GIVEN PASSAGE:
Personal information
- Born: 11 August 1985 (age 40) Sarajevo, SR Bosnia and Herzegovina, SFR Yugoslavia
- Nationality: Bosnian / Croatian / American
- Listed height: 2.08 m (6 ft 10 in)
- Listed weight: 111 kg (245 lb)

Career information
- High school: Everett (Lansing, Michigan)
- College: Michigan State (2005–2009)
- NBA draft: 2009: 2nd round, 50th overall pick
- Drafted by: Utah Jazz
- Playing career: 2009–2019
- Position: Center

Career history
- 2009–2010: Spartak St. Petersburg
- 2010–2011: Angelico Biella
- 2011–2012: Cibona
- 2012–2014: Cedevita
- 2014–2016: Joventut Badalona
- 2016–2019: Estudiantes

Career highlights
- 2× Croatian League champion (2012, 2014); Second-team All-Big Ten (2009);
- Stats at Basketball Reference

= Goran Suton =

Croatian basketball player

Goran Suton (born 11 August 1985) is a Bosnian-Croat former professional basketball player who last played for Movistar Estudiantes of the Liga ACB. He played college basketball with the Michigan State Spartans.

== Early years ==
Suton was born on the outskirts of Sarajevo in then-Socialist Republic of Bosnia and Herzegovina, SFR Yugoslavia, to father Miroslav and mother Živana, a Bosnian Croat and Bosnian Serb respectively. During the Bosnian War, he lived with his family in Gornji Milanovac, Serbia. He played for the Bosnian U14 side before his family moved to the US, where he attended Everett High School in Lansing, Michigan. There he led the Everett Vikings to a Class A boys basketball title in 2004 as a senior.

== College career ==
Suton first rose to notability during his freshman season at Michigan State, when he notoriously missed a last-second layup in a hotly contested game against Gonzaga in the Maui Invitational. Suton developed into a key player for the Spartans during his career, earning second team All-Big Ten marks during his senior season.

DATASET EXTRACT:
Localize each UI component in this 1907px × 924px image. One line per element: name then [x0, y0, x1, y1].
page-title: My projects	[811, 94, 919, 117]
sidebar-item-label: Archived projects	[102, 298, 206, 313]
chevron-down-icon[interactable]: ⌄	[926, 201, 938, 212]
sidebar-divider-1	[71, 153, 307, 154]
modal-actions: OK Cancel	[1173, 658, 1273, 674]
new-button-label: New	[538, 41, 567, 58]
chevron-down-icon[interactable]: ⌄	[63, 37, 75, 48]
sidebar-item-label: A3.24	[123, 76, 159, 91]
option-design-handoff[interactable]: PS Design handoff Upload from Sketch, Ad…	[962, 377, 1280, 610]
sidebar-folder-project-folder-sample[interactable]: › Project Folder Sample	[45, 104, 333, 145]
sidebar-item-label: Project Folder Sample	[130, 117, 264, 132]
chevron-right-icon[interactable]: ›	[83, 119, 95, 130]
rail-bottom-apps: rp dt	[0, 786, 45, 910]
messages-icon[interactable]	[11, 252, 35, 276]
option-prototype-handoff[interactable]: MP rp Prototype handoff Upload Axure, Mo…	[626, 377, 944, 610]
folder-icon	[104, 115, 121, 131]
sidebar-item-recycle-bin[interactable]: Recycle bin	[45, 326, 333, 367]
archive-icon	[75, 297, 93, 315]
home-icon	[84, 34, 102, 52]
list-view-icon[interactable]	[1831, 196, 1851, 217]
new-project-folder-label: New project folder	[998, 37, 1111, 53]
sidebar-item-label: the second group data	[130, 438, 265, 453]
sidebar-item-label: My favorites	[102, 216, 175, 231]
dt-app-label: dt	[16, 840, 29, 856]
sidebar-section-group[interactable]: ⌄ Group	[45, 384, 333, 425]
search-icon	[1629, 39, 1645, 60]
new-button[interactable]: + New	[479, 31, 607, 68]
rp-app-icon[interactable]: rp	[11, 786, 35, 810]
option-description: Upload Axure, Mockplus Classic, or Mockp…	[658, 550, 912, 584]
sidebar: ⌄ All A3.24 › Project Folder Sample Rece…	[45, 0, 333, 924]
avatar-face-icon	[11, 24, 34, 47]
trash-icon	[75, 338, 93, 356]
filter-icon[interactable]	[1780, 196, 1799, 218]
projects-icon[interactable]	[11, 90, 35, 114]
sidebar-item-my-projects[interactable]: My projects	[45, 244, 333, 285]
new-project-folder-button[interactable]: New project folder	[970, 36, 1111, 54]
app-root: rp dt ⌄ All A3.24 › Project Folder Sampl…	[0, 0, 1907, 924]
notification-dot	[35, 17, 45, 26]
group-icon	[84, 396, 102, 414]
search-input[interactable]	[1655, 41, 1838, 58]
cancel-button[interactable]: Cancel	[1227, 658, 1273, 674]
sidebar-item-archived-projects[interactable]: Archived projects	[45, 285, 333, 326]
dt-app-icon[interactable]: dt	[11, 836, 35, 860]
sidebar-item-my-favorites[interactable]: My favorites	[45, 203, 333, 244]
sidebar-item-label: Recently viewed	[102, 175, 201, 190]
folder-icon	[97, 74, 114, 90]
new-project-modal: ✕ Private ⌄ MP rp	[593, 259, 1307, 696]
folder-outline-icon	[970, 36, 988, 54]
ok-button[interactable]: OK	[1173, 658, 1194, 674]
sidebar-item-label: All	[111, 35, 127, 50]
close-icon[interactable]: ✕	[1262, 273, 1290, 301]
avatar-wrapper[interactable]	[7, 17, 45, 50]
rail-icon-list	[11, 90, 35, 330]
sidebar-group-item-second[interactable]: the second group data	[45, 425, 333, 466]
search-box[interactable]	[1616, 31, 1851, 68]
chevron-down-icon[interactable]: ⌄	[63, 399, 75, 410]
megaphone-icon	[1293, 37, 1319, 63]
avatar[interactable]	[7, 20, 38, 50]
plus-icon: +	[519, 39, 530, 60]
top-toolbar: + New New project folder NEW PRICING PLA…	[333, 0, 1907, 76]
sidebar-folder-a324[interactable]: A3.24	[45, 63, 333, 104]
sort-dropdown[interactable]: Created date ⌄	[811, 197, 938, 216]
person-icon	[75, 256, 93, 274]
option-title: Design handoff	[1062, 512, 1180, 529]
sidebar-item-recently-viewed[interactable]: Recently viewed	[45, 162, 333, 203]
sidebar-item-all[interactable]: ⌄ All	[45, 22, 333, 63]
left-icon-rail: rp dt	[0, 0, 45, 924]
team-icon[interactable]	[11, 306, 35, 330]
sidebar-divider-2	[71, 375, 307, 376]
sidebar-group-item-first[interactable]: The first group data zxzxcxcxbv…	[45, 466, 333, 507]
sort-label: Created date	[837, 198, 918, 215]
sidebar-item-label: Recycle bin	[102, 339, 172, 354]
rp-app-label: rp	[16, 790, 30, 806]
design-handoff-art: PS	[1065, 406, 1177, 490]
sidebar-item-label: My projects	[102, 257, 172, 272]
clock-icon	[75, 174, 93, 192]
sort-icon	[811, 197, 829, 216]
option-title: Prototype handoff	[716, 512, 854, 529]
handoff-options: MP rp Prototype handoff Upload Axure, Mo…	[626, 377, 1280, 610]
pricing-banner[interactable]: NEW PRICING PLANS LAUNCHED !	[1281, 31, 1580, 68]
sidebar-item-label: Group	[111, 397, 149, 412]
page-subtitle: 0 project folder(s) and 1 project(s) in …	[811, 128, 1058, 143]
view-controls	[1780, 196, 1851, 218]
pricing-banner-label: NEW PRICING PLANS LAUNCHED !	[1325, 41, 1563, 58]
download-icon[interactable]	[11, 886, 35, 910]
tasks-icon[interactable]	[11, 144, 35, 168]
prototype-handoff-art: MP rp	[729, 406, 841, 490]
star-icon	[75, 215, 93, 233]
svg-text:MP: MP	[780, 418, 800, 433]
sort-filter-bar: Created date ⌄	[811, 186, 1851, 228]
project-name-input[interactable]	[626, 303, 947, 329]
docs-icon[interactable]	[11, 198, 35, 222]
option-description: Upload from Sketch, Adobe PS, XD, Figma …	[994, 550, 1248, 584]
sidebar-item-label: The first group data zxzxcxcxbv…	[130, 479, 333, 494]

ACTIVITY A:
In the Goran Suton article above, how did Suton first become well known at Michigan State? Answer in one to three sentences.
ACTIVITY B:
Write the next part of the Goran Suton article, starting after its last sentence.

ANSWER SPACE A:
Suton first became well known during his freshman season, when he missed a last-second layup in a close game against Gonzaga at the Maui Invitational.

ANSWER SPACE B:
Suton helped the Spartans to an NCAA Final Four as a senior in 2009. He was especially effective during the 2009 Final Four run, holding USC star Taj Gibson to three points, and hitting a string of jump shots against Louisville on his way to scoring 19 points in the game. Suton was named Most Outstanding Player of the Midwest regional in 2009. Suton was named to the first team all-tournament.

== Professional career ==
Suton was chosen 50th overall by the Utah Jazz in the 2009 NBA draft. Jazz coach Jerry Sloan cut Suton during the preseason on 21 October 2009. Suton signed a contract with Spartak St. Petersburg of the Russian Basketball Super League on 2 November 2009. For the 2010–2011 season he played with Angelico Biella of Italy. In July 2011 he signed with Cibona Zagreb and won Croatian championship with them. In August 2012 Suton joined Cibona's city rivals KK Cedevita. In August 2014, he moved to Spain and signed with Joventut Badalona. On 5 August 2015, Suton signed a new deal with Joventut Badalona for one more season after averaged 10.5 points and 6.5 rebounds in his first season in Liga ACB. On 2 August 2016, he signed with Estudiantes.

== Personal ==
Suton became a naturalized citizen of the United States in 2006.